== PROBLEM TO SOLVE ==
Return every line below in which "What" appears.

::::

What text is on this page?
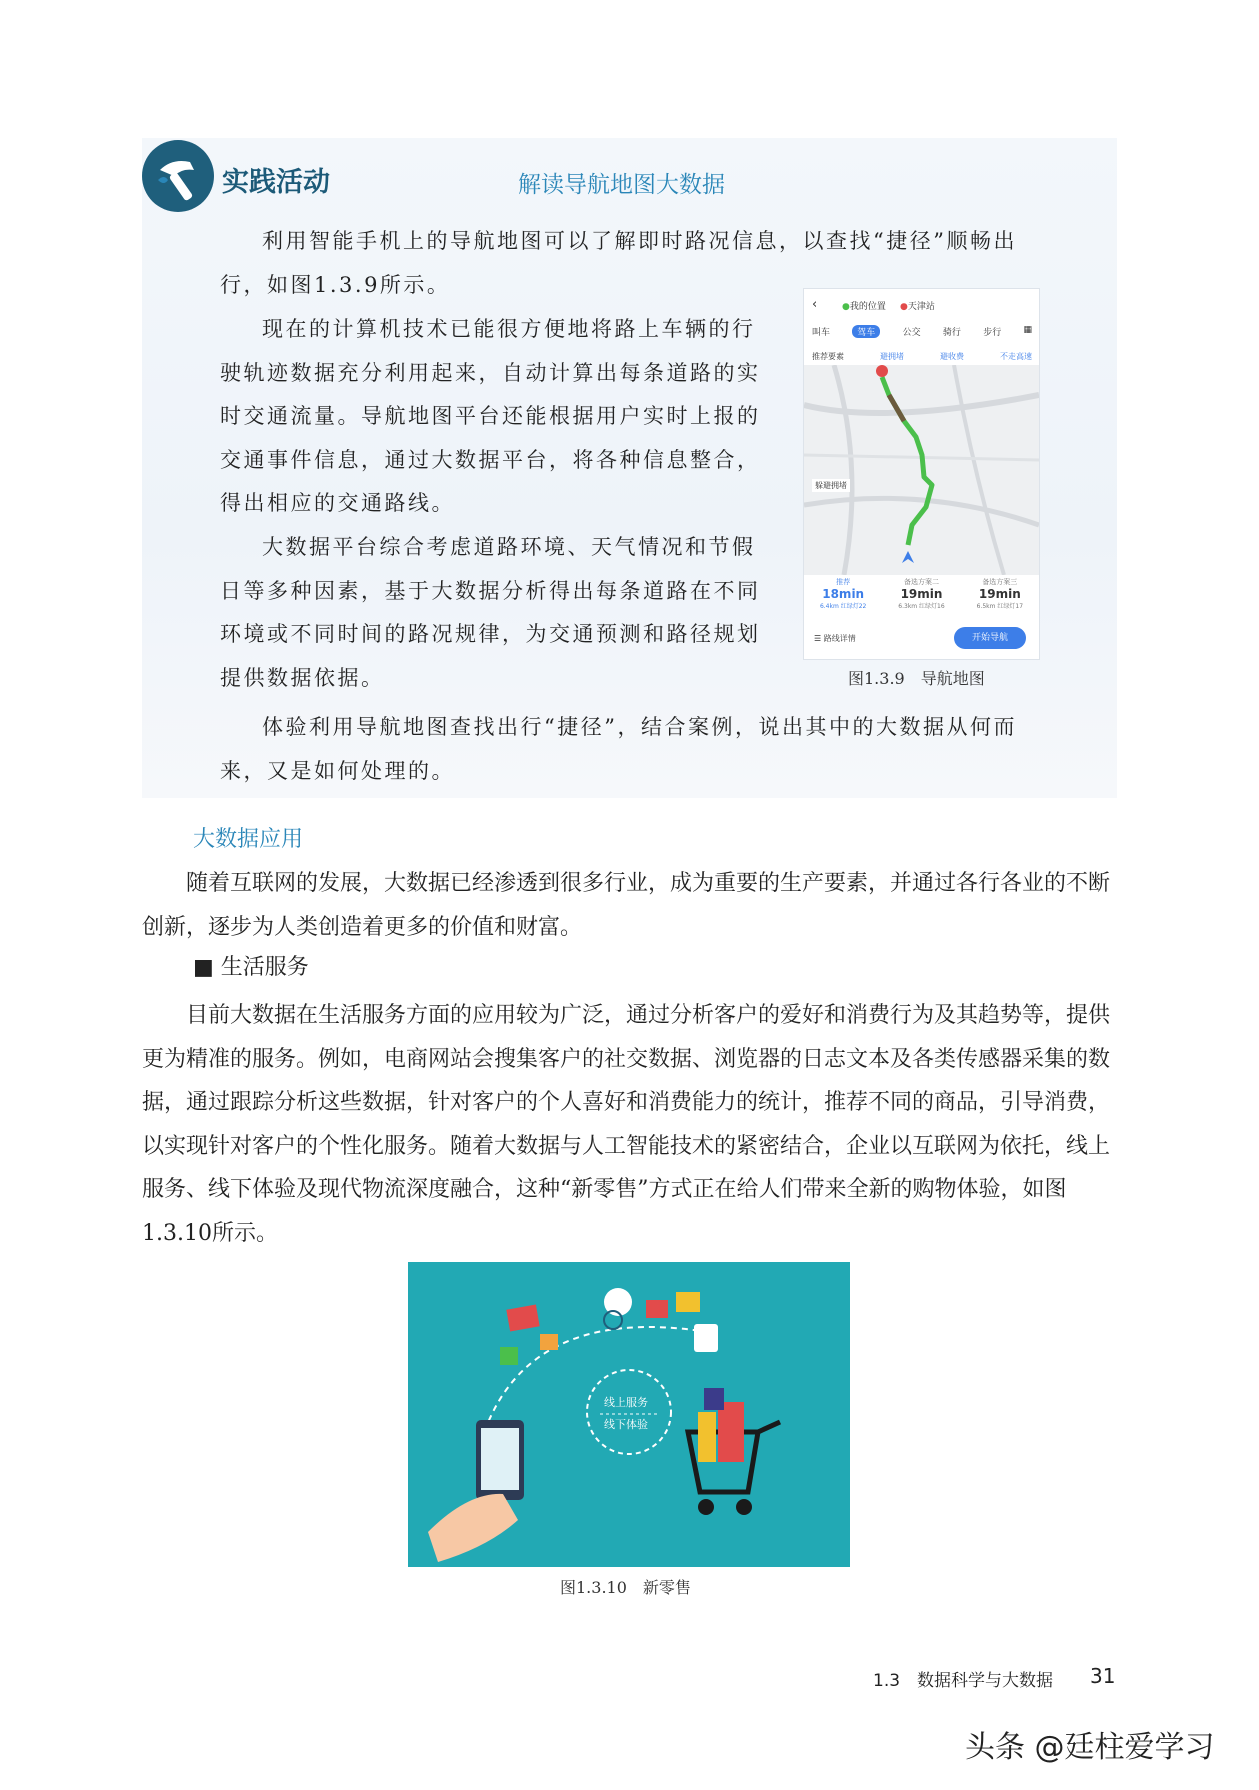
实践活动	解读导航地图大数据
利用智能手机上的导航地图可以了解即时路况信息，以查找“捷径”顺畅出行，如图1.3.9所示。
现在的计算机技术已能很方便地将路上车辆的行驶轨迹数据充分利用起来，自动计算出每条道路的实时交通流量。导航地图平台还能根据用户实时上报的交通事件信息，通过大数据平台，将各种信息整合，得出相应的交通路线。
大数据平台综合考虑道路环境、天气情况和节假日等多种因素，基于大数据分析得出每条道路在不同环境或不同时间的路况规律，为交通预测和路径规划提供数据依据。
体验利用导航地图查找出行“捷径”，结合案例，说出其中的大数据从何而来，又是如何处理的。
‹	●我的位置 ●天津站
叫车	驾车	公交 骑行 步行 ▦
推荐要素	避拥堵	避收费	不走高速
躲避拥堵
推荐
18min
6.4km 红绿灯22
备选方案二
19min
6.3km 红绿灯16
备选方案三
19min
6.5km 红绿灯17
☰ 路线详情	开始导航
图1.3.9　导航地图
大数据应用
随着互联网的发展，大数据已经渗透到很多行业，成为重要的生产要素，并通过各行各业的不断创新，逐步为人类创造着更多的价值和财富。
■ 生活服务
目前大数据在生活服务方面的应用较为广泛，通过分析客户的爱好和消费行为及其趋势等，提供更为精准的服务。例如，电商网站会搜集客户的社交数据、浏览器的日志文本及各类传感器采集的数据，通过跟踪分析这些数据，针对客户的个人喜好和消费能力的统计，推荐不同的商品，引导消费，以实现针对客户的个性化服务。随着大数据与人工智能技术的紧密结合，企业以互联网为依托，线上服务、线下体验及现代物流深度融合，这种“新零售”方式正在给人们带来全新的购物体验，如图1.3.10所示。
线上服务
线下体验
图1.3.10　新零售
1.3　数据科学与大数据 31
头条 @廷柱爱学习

::::

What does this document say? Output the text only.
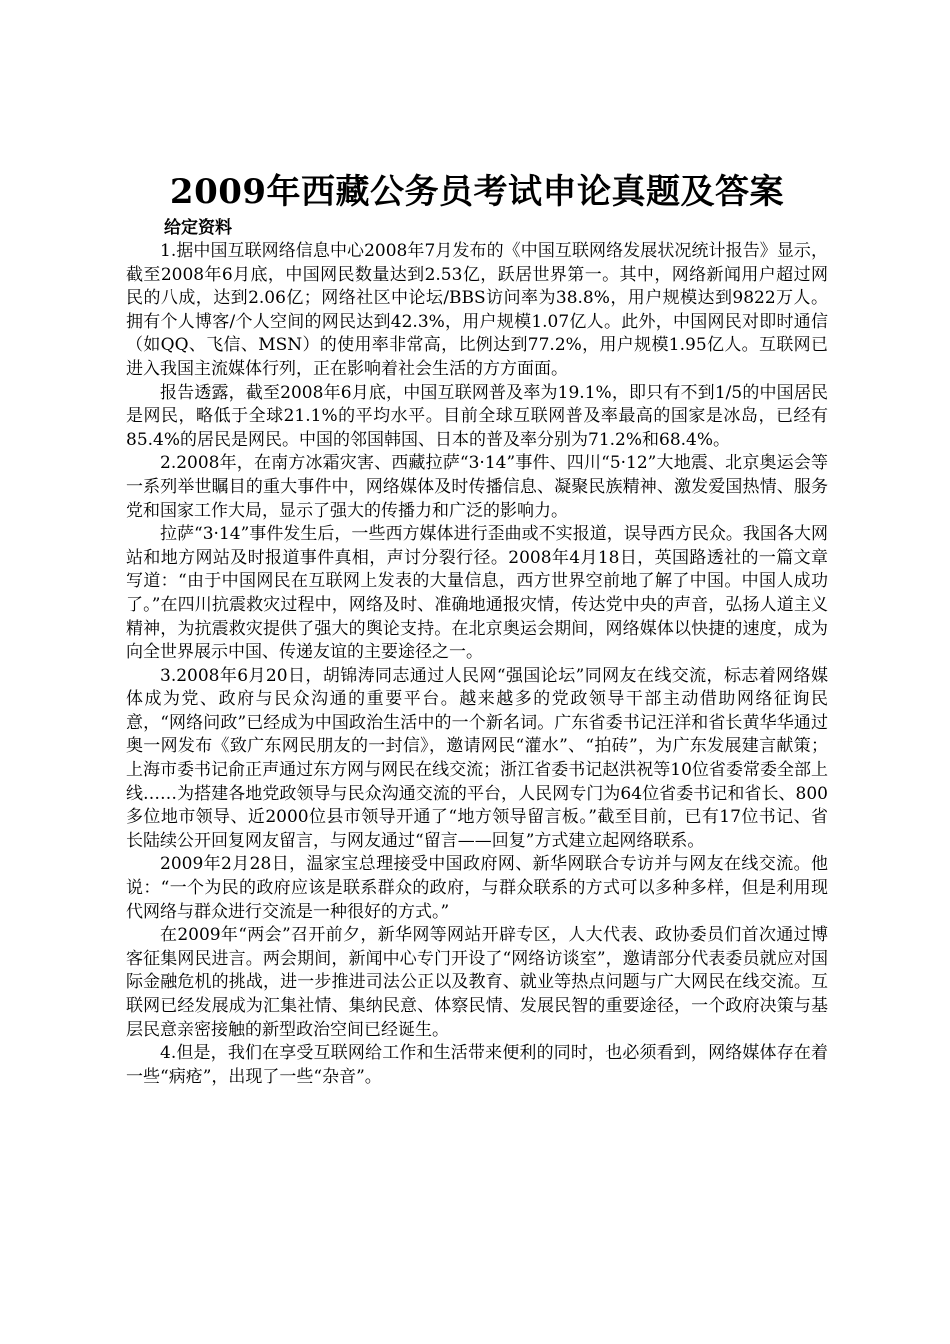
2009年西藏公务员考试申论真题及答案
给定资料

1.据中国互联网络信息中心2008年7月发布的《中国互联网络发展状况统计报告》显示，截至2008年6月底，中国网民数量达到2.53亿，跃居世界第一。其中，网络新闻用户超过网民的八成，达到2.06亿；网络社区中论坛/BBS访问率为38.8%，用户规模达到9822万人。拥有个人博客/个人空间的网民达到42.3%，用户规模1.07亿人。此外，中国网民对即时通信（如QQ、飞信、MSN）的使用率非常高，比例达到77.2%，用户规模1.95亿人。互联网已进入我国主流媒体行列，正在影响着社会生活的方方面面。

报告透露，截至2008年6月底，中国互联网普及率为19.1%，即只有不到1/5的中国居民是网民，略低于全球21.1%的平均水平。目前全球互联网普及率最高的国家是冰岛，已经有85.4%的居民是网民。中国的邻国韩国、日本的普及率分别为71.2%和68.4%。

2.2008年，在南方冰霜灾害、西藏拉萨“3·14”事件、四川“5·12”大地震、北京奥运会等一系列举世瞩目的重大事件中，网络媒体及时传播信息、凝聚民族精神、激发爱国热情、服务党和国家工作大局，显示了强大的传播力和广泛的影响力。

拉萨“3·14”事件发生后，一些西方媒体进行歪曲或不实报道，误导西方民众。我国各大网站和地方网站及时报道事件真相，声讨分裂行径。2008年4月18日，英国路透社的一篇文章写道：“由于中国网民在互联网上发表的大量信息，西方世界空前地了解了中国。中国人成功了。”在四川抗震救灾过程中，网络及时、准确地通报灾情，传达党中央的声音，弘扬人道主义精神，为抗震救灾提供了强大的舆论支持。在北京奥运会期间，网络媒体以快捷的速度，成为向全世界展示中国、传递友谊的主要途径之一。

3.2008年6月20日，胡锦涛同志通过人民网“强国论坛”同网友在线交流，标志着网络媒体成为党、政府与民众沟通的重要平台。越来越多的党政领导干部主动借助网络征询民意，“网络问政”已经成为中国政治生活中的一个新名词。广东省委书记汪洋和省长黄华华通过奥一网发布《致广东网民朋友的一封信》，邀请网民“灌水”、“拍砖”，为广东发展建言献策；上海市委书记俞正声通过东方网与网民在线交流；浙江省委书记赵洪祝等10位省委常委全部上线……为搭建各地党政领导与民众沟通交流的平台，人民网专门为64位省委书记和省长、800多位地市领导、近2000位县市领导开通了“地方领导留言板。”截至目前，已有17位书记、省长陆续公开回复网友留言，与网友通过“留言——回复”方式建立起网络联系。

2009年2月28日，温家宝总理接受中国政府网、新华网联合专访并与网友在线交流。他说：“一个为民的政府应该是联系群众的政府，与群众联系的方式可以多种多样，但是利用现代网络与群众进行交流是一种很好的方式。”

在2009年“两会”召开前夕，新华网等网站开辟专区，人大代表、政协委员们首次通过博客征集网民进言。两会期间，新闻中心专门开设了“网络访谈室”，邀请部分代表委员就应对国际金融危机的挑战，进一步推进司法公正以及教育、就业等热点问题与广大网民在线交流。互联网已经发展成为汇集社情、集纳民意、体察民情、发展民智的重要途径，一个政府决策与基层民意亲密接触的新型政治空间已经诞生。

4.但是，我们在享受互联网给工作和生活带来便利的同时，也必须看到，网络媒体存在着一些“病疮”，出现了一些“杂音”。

::::

== TASK SOLUTION ==
What text is on this page?
What does this document say? Output the text only.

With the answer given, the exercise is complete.